- WHAT IS BEING ASKED:
In the listing below, how many lines contain the word "true"? Please respond with the number only.

- EXERCISE MATERIAL:
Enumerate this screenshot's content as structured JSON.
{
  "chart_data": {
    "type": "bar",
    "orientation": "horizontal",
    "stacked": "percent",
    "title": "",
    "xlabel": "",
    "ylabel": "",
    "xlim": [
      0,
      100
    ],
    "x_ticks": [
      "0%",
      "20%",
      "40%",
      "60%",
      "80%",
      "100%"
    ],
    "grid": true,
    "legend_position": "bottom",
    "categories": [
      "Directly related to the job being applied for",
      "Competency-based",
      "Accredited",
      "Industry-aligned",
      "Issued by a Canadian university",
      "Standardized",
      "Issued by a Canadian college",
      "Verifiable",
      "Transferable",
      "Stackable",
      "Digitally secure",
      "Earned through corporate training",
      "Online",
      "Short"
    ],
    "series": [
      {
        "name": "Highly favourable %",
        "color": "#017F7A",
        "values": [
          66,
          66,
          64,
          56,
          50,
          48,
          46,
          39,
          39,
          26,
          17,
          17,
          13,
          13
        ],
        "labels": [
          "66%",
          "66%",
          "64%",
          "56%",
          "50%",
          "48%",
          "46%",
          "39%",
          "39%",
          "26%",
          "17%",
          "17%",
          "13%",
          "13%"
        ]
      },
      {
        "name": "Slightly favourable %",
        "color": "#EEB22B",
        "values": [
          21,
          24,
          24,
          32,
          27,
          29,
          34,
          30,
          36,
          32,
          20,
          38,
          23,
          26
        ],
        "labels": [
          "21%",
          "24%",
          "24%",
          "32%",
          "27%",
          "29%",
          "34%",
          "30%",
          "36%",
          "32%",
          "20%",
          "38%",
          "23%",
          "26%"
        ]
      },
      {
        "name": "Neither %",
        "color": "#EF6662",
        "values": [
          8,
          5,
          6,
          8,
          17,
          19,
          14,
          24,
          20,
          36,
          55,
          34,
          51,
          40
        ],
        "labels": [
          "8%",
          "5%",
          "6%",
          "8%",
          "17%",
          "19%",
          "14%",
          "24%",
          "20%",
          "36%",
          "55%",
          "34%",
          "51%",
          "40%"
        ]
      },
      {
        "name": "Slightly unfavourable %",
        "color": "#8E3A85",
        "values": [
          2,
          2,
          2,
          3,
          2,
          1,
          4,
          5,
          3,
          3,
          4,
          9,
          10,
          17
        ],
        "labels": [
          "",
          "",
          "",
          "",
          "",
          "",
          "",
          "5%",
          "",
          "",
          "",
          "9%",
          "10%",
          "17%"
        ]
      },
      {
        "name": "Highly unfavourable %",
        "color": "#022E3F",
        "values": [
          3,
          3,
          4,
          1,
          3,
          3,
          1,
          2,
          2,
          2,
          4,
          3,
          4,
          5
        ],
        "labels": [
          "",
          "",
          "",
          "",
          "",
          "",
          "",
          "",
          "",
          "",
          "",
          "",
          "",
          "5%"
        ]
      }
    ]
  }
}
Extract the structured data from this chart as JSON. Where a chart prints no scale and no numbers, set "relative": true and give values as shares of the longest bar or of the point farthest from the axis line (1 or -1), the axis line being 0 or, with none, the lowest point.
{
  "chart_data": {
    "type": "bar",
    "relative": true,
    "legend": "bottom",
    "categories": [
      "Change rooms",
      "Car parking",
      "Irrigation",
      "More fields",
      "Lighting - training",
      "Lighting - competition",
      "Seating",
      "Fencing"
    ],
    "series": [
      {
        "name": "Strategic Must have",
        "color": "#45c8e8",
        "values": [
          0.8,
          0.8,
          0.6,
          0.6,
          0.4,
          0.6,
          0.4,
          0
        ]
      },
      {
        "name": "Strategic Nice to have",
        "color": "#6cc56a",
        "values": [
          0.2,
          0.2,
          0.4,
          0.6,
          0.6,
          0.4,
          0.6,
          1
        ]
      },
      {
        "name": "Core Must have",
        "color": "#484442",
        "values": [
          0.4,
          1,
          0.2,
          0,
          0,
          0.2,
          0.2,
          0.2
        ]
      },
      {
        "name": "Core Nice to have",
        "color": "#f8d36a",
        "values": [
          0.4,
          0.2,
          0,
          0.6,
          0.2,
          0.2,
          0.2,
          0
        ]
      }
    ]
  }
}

- IN RESPONSE:
3